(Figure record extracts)
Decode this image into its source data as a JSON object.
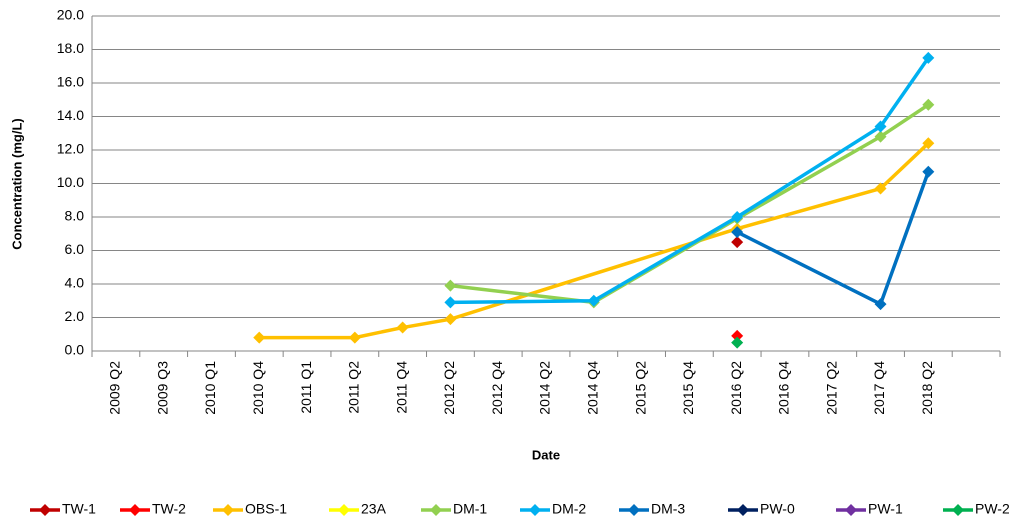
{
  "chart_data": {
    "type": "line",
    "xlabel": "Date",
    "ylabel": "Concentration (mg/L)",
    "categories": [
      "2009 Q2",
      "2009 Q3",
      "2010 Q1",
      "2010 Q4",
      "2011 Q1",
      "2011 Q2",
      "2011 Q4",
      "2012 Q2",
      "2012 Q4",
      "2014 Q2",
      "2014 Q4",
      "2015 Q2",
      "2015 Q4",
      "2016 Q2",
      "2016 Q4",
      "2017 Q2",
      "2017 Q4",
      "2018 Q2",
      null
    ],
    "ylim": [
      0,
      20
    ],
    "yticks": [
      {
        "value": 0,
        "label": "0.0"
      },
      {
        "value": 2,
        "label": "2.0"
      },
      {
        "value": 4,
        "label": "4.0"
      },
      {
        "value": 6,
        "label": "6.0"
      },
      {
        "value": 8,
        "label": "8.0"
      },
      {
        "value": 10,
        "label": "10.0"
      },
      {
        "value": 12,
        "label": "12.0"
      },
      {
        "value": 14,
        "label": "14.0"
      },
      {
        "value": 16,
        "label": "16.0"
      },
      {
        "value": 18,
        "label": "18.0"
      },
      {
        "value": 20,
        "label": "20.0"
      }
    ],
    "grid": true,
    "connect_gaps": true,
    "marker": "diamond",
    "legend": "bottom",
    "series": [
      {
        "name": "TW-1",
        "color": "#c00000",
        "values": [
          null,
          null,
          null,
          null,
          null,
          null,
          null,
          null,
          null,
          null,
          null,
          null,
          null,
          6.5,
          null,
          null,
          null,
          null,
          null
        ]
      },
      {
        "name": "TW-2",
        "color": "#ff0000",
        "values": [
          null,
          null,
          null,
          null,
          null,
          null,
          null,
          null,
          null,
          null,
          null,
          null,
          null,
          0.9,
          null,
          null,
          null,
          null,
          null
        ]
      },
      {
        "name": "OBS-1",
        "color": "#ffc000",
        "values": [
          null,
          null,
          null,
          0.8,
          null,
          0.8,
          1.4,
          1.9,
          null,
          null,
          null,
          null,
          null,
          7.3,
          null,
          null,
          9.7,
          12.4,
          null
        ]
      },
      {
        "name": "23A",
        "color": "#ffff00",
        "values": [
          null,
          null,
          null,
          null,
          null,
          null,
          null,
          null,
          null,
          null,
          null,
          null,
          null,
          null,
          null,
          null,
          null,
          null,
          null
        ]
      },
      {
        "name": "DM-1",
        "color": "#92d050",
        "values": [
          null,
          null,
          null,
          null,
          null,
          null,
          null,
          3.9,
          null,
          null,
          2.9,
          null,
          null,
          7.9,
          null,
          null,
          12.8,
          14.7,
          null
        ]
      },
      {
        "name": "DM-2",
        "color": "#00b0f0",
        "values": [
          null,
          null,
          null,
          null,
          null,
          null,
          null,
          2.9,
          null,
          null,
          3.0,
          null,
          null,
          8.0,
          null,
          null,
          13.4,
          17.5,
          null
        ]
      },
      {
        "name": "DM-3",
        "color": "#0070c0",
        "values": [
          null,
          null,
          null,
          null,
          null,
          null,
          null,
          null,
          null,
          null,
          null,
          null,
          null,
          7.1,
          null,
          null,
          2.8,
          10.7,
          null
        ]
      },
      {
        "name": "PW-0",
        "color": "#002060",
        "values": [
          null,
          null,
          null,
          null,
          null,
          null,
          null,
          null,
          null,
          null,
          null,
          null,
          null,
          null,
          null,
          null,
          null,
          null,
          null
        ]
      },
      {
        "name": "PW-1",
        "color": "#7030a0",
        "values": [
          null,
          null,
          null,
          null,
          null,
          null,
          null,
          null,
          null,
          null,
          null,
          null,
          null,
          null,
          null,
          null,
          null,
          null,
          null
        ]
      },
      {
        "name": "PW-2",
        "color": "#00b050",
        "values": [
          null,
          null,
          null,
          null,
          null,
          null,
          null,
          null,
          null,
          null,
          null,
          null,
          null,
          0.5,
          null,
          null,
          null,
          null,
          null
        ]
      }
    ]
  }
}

...

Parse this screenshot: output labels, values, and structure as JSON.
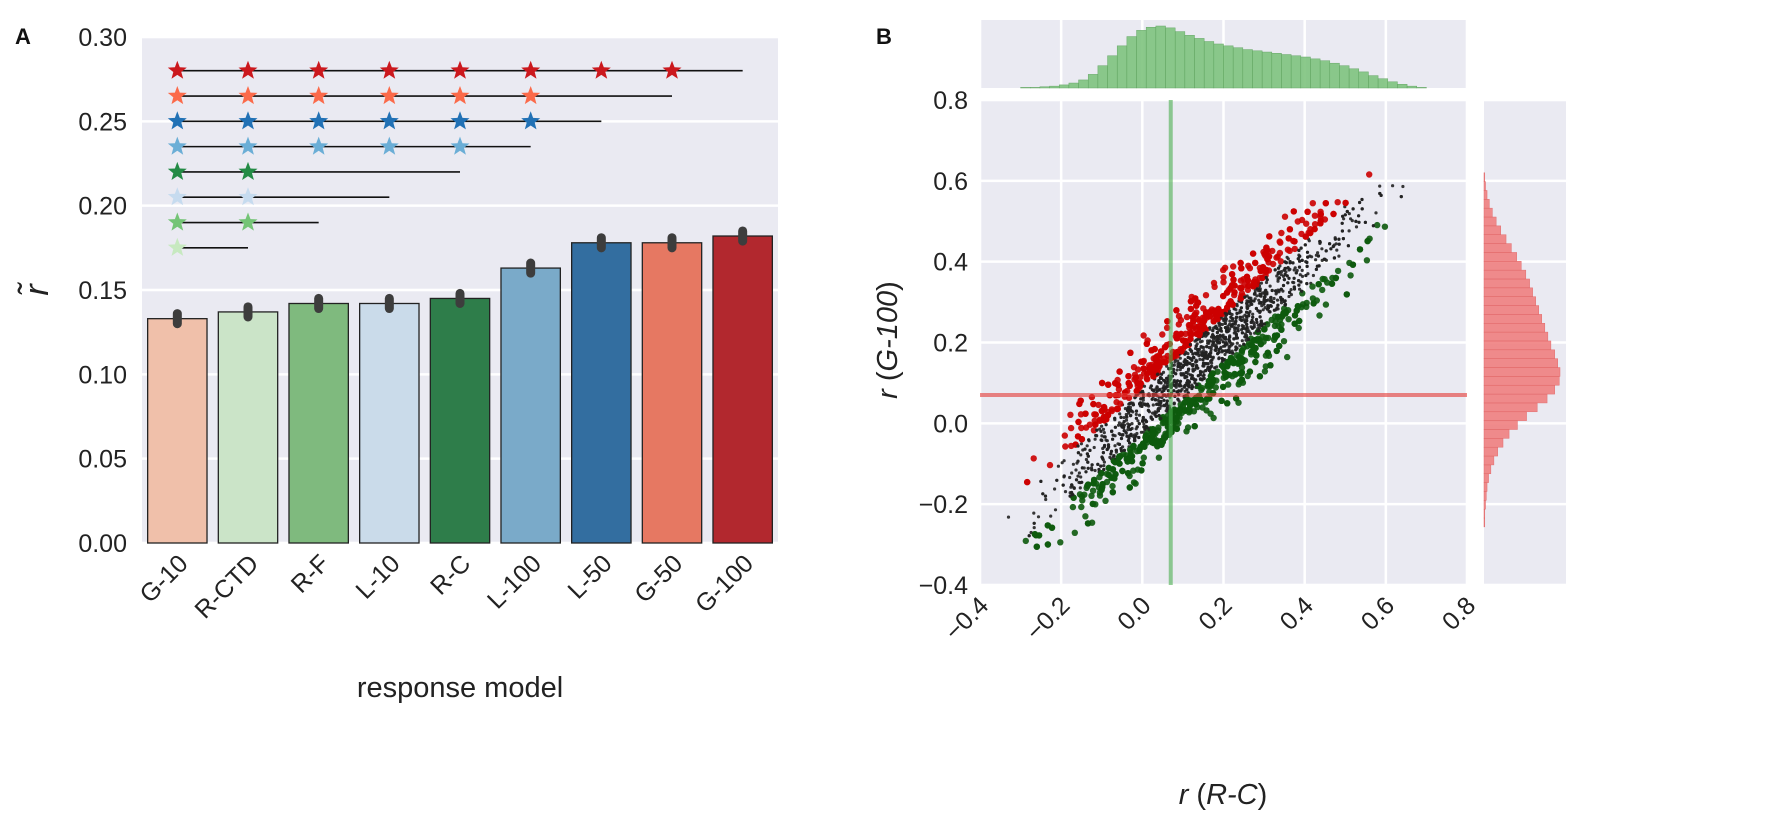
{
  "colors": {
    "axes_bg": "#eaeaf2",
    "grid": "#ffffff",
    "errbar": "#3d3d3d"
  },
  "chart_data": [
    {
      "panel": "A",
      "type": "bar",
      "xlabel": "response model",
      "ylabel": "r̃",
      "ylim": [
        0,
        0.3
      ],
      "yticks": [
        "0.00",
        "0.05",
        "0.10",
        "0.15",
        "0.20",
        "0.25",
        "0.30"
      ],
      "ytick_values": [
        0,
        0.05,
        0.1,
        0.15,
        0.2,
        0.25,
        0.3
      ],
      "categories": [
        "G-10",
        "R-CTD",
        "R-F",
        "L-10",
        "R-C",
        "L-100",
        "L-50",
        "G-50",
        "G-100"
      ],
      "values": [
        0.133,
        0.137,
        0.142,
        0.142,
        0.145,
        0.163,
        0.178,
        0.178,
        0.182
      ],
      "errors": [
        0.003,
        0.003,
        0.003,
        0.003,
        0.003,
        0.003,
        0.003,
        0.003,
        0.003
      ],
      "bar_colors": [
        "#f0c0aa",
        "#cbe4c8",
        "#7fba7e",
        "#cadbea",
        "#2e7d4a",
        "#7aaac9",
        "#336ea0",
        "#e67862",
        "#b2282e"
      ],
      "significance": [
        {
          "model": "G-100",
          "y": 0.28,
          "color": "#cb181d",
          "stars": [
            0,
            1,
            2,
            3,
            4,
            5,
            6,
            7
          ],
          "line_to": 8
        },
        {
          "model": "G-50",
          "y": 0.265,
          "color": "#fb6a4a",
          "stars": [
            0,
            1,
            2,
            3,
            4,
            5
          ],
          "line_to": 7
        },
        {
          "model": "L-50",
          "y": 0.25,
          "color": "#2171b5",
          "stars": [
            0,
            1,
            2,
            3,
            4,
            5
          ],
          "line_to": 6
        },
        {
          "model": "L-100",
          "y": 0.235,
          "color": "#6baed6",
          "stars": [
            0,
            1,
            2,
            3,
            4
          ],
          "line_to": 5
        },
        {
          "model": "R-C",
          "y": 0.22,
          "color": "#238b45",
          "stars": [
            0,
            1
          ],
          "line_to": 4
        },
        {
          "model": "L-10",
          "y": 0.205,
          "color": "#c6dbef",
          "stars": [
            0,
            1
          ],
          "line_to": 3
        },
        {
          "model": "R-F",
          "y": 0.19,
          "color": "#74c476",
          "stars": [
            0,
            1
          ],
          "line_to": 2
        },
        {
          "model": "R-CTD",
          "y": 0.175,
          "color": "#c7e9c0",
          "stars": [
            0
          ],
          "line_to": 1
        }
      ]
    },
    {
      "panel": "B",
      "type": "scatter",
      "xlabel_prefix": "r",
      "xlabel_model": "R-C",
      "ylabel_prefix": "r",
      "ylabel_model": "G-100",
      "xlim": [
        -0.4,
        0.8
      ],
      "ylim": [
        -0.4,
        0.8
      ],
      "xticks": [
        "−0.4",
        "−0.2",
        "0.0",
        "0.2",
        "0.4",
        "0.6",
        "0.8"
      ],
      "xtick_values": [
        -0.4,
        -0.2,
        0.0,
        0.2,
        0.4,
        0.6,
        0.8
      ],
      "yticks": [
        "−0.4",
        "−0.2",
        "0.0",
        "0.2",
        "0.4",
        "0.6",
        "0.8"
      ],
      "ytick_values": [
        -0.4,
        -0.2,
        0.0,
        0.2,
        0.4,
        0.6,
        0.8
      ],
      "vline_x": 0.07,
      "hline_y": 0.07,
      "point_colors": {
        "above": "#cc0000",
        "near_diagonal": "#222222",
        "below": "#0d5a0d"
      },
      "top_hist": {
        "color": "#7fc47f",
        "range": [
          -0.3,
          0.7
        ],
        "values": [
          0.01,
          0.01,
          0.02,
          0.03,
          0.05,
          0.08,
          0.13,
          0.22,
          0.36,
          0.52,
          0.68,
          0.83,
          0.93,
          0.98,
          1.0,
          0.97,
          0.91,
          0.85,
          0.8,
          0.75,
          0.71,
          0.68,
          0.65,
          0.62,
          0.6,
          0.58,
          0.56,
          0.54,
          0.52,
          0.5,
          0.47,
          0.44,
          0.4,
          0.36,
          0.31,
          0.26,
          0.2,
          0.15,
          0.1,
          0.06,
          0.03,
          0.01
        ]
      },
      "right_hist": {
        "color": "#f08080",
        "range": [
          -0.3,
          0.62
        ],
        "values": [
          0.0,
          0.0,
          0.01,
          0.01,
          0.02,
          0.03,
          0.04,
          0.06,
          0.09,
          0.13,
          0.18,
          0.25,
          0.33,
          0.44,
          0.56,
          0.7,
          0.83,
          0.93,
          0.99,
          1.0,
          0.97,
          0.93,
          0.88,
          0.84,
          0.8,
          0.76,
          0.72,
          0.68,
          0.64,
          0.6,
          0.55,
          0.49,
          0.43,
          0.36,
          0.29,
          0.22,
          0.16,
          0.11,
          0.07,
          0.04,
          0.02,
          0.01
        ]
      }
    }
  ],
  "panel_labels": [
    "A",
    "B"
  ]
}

...

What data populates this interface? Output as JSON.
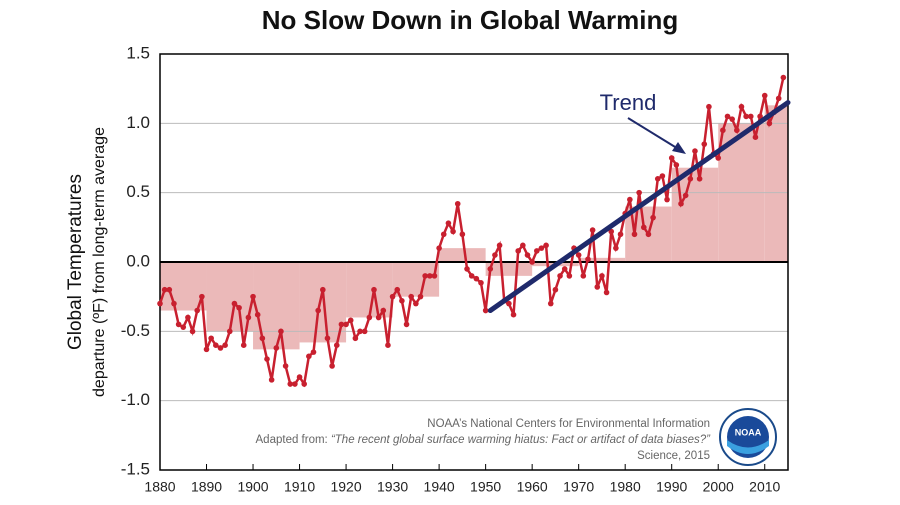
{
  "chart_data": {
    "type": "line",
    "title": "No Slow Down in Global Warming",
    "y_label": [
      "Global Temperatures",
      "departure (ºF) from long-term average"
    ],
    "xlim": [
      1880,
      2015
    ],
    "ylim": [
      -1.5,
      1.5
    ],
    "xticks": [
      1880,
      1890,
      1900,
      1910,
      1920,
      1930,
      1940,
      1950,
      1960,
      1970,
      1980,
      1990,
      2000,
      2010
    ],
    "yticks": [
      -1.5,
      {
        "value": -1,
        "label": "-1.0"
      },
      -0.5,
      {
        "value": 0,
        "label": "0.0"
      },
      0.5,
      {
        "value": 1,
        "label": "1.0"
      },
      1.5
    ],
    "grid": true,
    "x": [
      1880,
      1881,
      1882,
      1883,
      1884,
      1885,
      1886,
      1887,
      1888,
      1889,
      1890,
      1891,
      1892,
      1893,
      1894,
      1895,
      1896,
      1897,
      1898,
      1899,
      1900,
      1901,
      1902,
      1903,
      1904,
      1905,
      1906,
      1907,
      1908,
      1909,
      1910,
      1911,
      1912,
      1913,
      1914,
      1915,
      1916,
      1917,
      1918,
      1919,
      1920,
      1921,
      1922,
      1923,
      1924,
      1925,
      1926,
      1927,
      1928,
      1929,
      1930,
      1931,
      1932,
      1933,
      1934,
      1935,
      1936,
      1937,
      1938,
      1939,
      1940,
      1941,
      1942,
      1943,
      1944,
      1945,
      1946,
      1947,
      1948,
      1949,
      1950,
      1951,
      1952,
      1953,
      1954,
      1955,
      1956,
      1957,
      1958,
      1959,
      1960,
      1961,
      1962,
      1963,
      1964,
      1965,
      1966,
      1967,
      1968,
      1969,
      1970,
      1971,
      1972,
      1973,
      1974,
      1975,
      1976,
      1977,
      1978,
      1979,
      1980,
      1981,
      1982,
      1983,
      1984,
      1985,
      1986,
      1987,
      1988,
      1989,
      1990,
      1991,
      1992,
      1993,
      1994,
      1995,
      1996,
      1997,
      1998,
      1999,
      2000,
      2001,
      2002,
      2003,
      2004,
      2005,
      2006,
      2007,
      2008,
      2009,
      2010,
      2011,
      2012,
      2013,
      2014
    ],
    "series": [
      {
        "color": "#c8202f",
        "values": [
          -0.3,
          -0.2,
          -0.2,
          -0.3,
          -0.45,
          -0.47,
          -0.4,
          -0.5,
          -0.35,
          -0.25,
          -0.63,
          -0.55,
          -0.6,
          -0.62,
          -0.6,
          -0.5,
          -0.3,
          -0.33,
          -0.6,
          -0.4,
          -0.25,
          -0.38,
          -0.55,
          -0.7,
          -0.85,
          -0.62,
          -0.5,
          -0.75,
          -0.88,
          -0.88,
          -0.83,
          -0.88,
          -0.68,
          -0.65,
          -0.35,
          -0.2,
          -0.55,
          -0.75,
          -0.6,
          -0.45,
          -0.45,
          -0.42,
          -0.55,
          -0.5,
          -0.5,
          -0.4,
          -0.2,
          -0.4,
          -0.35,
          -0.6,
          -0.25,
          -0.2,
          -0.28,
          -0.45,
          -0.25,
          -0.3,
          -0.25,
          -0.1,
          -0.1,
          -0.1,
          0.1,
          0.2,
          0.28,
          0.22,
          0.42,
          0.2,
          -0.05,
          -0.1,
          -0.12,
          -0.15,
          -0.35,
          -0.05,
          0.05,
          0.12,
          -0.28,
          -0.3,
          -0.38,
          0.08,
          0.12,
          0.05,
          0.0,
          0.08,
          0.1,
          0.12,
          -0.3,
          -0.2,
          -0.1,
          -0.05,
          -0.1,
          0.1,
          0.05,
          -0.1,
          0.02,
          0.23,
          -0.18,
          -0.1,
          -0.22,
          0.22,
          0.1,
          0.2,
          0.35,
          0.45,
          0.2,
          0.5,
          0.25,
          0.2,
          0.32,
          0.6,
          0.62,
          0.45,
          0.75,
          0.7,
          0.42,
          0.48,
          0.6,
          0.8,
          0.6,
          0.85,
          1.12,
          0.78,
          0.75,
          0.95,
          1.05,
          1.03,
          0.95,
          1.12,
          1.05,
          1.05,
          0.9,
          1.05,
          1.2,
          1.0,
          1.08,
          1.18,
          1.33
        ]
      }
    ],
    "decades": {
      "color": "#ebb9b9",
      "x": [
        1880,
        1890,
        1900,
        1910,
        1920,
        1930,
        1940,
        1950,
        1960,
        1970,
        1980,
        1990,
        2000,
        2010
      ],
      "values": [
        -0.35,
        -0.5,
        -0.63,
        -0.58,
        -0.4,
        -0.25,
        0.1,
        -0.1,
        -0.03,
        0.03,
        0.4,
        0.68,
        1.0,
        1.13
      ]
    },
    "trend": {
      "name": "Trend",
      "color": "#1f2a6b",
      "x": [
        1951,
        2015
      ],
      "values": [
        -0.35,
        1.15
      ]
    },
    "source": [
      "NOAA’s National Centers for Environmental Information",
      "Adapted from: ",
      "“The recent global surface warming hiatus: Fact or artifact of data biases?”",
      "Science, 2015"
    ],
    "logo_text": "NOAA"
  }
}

** TASK TO CARRY OUT **
Working from the entries above, return all lines that contain "name".

** COMPLETED TASK **
        "name": "TW-1",
        "name": "TW-2",
        "name": "OBS-1",
        "name": "23A",
        "name": "DM-1",
        "name": "DM-2",
        "name": "DM-3",
        "name": "PW-0",
        "name": "PW-1",
        "name": "PW-2",
      "name": "Trend",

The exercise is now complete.